====== Provided entries ======
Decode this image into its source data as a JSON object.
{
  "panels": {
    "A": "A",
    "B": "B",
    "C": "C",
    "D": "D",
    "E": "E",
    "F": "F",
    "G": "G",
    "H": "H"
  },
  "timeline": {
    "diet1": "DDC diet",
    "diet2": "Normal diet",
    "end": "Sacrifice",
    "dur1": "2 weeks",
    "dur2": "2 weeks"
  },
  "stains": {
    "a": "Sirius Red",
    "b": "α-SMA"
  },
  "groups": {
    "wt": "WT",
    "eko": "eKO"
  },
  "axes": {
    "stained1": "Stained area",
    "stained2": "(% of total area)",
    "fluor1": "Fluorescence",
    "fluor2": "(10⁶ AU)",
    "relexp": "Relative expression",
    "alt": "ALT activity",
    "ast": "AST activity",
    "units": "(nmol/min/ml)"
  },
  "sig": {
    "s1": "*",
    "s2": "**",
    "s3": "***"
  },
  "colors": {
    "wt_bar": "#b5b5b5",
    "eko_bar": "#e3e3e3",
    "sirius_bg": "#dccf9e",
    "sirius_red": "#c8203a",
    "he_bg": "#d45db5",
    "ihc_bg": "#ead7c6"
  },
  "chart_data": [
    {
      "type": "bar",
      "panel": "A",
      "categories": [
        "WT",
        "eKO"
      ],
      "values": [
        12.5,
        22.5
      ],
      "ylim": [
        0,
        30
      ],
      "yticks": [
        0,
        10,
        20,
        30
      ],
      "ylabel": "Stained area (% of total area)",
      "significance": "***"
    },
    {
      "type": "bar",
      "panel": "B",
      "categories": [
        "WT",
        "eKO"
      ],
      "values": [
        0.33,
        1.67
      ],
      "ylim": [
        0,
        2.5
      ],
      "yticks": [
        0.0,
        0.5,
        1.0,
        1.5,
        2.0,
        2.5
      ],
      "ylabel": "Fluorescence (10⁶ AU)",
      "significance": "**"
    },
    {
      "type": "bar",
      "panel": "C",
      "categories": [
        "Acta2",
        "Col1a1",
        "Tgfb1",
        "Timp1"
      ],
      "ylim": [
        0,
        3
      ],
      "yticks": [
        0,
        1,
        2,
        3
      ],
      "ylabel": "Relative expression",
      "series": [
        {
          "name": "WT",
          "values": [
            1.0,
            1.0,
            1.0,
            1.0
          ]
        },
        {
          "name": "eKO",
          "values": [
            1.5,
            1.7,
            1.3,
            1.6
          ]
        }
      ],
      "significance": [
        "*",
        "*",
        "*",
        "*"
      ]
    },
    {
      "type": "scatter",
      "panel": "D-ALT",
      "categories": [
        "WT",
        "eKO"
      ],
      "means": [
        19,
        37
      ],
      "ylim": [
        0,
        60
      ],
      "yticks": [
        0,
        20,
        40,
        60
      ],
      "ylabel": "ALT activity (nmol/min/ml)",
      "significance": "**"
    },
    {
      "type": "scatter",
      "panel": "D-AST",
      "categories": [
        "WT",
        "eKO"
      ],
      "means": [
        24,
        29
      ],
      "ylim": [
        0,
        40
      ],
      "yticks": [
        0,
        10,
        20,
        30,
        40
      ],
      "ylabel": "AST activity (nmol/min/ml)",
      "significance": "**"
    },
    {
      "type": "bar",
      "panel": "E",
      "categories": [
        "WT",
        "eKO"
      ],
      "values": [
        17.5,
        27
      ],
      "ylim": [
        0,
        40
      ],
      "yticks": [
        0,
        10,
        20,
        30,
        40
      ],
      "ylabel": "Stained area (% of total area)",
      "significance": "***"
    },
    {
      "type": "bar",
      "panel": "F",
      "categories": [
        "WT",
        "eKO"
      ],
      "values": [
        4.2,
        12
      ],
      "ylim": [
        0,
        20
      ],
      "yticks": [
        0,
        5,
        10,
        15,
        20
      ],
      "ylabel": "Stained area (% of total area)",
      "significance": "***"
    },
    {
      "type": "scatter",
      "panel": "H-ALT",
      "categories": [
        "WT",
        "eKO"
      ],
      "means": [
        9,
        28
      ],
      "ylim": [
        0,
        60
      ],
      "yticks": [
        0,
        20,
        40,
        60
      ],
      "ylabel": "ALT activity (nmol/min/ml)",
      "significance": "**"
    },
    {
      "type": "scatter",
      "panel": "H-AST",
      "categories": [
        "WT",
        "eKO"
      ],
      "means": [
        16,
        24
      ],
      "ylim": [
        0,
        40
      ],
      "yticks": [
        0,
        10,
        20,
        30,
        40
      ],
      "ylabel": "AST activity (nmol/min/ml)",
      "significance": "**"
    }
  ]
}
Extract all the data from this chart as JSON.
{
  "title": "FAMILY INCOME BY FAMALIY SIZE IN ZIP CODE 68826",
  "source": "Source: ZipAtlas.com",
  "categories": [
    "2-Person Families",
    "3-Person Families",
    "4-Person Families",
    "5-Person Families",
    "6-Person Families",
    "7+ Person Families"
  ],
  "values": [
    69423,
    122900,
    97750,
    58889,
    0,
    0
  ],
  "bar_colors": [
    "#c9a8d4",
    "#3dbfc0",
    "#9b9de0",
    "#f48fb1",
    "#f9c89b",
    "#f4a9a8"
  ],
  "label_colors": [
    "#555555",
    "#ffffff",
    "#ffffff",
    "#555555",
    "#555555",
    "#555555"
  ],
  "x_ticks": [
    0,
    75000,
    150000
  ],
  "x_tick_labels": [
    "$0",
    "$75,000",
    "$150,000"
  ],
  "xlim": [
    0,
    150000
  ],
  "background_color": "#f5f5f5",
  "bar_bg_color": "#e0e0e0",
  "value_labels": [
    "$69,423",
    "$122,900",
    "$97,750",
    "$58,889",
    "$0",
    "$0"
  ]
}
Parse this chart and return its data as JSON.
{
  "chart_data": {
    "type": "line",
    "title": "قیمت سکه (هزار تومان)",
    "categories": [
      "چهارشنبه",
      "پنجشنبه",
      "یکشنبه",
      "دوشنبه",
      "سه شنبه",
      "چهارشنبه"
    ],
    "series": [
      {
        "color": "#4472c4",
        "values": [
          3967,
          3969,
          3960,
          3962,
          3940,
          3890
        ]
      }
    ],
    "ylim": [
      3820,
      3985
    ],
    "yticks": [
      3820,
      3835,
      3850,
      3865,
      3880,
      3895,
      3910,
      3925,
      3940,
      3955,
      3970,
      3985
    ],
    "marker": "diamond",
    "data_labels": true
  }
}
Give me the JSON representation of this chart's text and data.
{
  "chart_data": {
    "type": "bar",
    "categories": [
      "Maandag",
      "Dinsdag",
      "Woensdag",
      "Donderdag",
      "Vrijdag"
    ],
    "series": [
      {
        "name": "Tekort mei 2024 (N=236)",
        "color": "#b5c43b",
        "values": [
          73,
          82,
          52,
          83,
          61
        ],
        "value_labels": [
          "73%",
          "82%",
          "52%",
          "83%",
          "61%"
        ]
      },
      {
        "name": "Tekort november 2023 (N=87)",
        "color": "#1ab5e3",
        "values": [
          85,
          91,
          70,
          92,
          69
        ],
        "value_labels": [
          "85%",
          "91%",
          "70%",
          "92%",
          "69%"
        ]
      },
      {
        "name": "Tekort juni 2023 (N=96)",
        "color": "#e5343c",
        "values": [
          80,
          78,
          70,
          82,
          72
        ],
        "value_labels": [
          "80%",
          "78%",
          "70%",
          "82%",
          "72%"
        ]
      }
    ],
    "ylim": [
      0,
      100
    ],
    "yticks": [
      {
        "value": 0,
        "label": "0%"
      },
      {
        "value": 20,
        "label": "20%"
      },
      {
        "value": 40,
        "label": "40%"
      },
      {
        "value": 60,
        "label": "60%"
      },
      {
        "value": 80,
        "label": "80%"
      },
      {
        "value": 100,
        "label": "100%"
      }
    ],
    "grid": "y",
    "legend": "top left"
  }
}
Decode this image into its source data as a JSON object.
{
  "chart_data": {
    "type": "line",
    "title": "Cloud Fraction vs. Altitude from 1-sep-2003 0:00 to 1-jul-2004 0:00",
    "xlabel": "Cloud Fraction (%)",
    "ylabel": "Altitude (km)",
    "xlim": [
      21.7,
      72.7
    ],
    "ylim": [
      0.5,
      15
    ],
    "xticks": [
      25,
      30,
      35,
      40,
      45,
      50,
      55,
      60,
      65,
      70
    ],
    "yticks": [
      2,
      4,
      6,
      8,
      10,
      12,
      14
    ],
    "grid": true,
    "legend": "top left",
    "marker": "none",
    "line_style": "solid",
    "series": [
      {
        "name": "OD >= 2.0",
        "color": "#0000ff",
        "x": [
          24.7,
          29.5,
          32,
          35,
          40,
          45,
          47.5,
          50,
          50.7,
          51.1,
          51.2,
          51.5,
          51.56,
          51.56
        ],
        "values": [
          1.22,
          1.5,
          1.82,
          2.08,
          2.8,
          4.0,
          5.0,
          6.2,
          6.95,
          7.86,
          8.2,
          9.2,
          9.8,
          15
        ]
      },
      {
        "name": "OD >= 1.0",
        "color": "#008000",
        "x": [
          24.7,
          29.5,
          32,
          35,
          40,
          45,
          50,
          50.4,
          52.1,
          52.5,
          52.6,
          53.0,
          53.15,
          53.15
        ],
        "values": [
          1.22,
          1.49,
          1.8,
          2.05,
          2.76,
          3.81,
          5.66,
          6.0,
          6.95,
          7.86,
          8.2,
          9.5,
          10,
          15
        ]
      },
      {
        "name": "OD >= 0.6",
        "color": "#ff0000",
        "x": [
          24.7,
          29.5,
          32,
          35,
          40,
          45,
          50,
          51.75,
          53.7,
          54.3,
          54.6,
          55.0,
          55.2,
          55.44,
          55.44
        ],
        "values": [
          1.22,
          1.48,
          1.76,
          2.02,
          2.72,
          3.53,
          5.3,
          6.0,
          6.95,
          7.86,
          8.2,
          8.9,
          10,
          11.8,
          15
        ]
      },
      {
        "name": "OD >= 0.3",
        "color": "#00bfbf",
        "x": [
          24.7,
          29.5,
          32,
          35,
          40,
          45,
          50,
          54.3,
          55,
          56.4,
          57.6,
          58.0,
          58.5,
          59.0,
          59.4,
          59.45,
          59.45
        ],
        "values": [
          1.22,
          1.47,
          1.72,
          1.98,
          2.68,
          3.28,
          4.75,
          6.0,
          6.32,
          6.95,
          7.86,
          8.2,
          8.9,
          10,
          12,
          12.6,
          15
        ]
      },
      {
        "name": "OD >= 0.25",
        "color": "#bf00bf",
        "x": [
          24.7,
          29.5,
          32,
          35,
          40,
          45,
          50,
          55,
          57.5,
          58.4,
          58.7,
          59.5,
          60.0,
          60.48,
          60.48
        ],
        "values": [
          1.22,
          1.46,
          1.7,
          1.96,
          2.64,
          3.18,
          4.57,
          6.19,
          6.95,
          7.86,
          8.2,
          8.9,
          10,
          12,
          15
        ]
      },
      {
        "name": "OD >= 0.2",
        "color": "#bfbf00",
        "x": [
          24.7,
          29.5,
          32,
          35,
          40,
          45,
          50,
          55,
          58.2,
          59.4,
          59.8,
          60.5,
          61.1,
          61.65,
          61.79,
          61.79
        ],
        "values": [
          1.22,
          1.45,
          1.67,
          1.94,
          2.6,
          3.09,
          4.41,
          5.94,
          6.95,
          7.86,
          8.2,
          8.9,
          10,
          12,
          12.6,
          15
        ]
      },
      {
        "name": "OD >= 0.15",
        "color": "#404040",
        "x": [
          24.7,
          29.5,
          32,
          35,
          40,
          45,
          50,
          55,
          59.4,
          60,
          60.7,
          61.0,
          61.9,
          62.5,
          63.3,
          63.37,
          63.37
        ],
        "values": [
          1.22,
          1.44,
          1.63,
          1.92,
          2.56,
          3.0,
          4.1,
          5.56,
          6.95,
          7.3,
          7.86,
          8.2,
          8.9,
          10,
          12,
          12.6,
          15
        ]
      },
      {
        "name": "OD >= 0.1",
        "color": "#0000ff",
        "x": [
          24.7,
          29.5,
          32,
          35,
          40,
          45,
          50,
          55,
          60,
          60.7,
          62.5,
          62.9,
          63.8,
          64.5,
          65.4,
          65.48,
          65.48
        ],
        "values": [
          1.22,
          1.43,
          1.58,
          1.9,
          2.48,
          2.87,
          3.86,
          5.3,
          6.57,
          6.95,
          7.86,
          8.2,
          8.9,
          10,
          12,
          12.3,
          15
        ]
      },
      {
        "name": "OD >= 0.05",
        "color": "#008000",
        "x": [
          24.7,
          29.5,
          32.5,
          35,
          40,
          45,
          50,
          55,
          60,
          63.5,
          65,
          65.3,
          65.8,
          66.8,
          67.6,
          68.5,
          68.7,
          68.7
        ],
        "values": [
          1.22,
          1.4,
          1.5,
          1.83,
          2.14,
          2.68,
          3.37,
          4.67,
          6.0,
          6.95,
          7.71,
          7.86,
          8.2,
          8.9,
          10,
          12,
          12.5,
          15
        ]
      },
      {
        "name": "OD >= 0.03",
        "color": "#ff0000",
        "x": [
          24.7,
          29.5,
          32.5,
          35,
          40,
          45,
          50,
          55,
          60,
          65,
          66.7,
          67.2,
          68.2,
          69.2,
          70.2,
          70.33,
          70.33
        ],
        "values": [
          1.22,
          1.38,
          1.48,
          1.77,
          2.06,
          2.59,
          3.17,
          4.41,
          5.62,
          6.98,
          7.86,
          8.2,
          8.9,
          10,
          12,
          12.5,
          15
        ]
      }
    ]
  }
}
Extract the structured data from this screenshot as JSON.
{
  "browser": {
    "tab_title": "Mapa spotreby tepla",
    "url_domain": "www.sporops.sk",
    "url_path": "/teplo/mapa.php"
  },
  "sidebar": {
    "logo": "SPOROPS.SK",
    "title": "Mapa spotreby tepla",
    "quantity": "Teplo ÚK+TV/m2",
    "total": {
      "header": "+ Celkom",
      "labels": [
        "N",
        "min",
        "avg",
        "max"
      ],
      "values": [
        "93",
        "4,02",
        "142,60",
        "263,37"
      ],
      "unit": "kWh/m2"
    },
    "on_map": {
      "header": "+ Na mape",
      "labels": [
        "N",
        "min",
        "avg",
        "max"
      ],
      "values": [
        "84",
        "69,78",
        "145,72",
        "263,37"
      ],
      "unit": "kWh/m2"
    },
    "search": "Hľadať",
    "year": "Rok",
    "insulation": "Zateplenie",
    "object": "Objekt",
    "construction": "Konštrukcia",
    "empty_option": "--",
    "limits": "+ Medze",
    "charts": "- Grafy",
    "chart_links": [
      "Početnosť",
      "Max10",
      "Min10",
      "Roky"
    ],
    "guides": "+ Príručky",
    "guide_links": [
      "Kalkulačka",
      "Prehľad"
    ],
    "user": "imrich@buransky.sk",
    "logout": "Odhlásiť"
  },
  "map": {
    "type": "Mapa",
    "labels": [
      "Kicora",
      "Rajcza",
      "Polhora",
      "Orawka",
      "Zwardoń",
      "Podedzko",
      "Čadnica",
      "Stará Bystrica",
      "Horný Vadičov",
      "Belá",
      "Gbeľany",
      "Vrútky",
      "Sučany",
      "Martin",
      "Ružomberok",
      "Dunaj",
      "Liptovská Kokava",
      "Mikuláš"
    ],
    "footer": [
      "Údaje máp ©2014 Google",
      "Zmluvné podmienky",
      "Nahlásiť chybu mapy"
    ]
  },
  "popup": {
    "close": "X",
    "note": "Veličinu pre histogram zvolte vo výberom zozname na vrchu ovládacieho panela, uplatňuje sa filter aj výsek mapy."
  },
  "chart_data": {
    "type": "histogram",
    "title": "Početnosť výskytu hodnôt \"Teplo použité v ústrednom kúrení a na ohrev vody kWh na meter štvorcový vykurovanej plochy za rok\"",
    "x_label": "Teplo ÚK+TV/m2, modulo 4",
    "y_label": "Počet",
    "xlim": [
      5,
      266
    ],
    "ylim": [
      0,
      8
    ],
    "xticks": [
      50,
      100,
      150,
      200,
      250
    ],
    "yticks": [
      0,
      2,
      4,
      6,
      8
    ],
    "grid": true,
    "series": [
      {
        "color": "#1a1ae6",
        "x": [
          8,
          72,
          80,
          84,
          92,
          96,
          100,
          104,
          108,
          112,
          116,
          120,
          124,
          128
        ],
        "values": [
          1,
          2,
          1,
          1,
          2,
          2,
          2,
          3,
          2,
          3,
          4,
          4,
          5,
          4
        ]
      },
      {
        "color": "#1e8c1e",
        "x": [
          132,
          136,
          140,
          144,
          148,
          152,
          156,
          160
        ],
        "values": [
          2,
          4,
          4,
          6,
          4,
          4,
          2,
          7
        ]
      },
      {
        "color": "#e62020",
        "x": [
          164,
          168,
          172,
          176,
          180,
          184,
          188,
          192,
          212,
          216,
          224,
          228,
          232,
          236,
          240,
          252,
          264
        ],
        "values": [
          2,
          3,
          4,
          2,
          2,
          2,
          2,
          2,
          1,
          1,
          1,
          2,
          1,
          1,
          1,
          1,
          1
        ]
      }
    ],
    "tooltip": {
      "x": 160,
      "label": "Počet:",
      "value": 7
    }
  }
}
======
(Written task): Return only the number of lines in the preceding records that contain the string "from".

(Solution to the problem): 3